= WHAT IS NEEDED =
Pull out every line with the word "ISSUES".

[Collection entries]

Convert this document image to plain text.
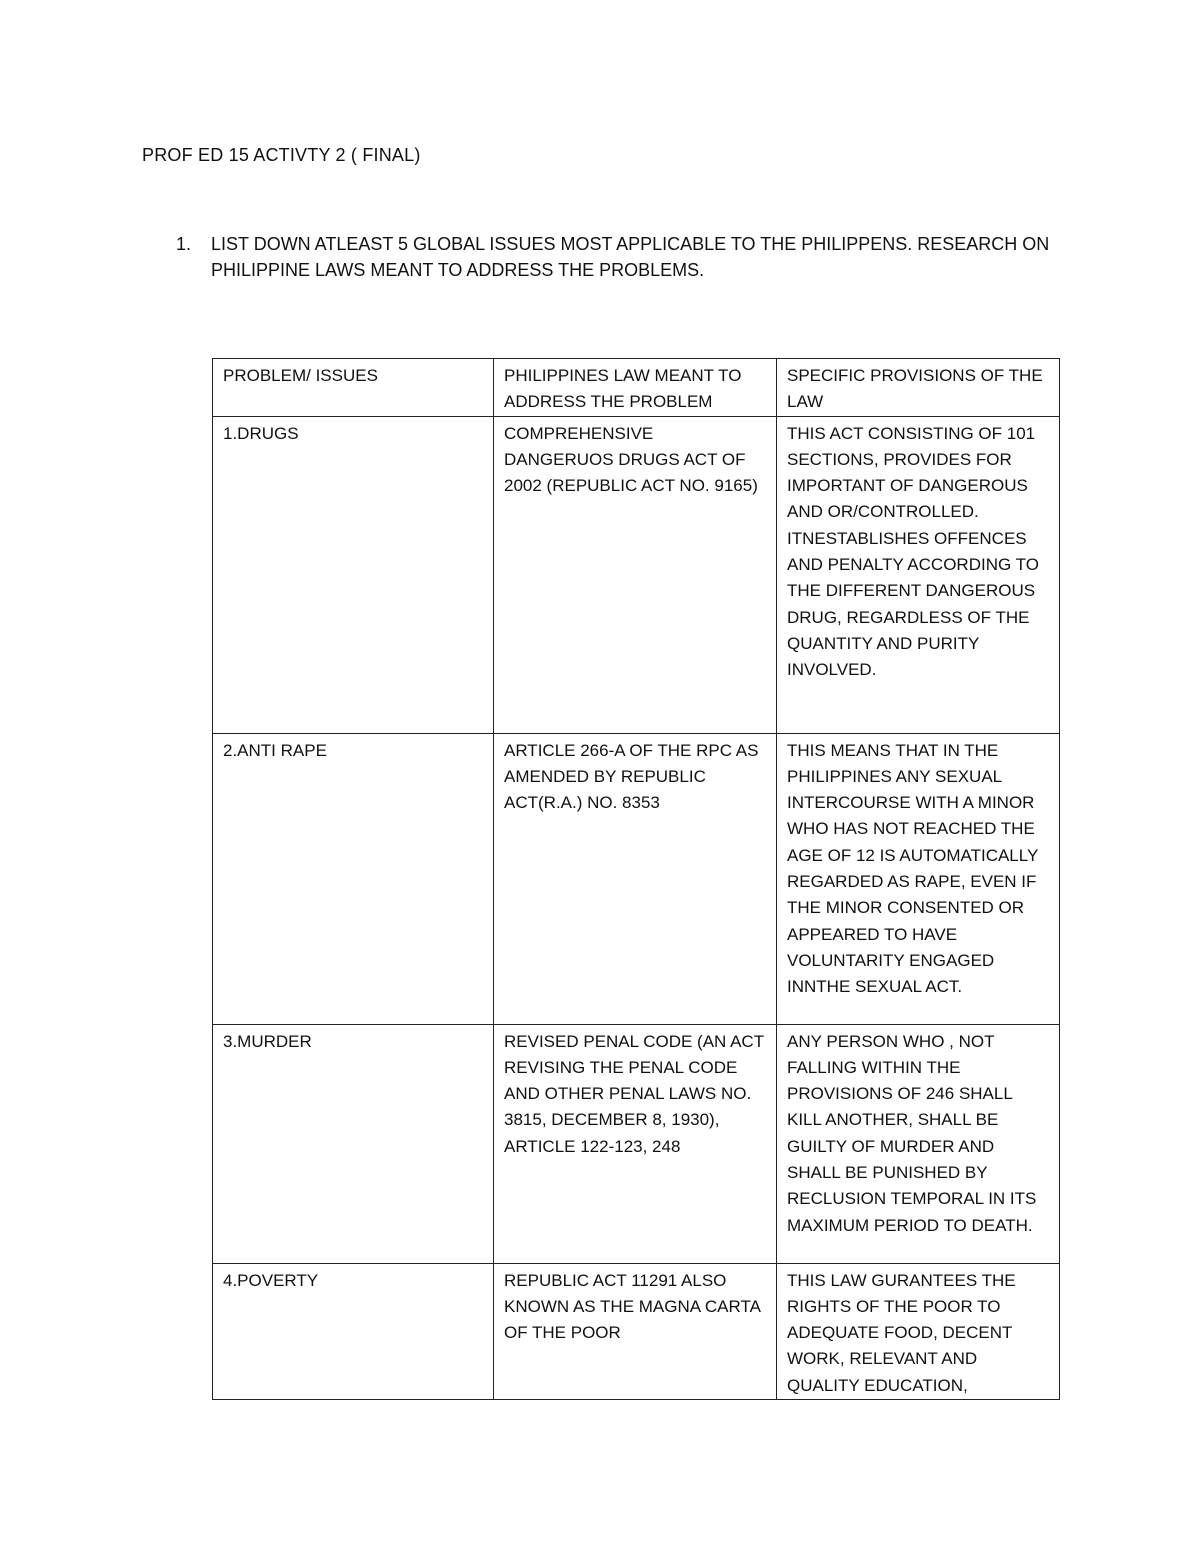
PROF ED 15 ACTIVTY 2 ( FINAL)
1. LIST DOWN ATLEAST 5 GLOBAL ISSUES MOST APPLICABLE TO THE PHILIPPENS. RESEARCH ON PHILIPPINE LAWS MEANT TO ADDRESS THE PROBLEMS.
PROBLEM/ ISSUES	PHILIPPINES LAW MEANT TO ADDRESS THE PROBLEM	SPECIFIC PROVISIONS OF THE LAW
1.DRUGS	COMPREHENSIVE DANGERUOS DRUGS ACT OF 2002 (REPUBLIC ACT NO. 9165)	THIS ACT CONSISTING OF 101 SECTIONS, PROVIDES FOR IMPORTANT OF DANGEROUS AND OR/CONTROLLED. ITNESTABLISHES OFFENCES AND PENALTY ACCORDING TO THE DIFFERENT DANGEROUS DRUG, REGARDLESS OF THE QUANTITY AND PURITY INVOLVED.
2.ANTI RAPE	ARTICLE 266-A OF THE RPC AS AMENDED BY REPUBLIC ACT(R.A.) NO. 8353	THIS MEANS THAT IN THE PHILIPPINES ANY SEXUAL INTERCOURSE WITH A MINOR WHO HAS NOT REACHED THE AGE OF 12 IS AUTOMATICALLY REGARDED AS RAPE, EVEN IF THE MINOR CONSENTED OR APPEARED TO HAVE VOLUNTARITY ENGAGED INNTHE SEXUAL ACT.
3.MURDER	REVISED PENAL CODE (AN ACT REVISING THE PENAL CODE AND OTHER PENAL LAWS NO. 3815, DECEMBER 8, 1930), ARTICLE 122-123, 248	ANY PERSON WHO , NOT FALLING WITHIN THE PROVISIONS OF 246 SHALL KILL ANOTHER, SHALL BE GUILTY OF MURDER AND SHALL BE PUNISHED BY RECLUSION TEMPORAL IN ITS MAXIMUM PERIOD TO DEATH.
4.POVERTY	REPUBLIC ACT 11291 ALSO KNOWN AS THE MAGNA CARTA OF THE POOR	THIS LAW GURANTEES THE RIGHTS OF THE POOR TO ADEQUATE FOOD, DECENT WORK, RELEVANT AND QUALITY EDUCATION,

= THE SOLUTION =
1. LIST DOWN ATLEAST 5 GLOBAL ISSUES MOST APPLICABLE TO THE PHILIPPENS. RESEARCH ON PHILIPPINE LAWS MEANT TO ADDRESS THE PROBLEMS.
PROBLEM/ ISSUES	PHILIPPINES LAW MEANT TO ADDRESS THE PROBLEM	SPECIFIC PROVISIONS OF THE LAW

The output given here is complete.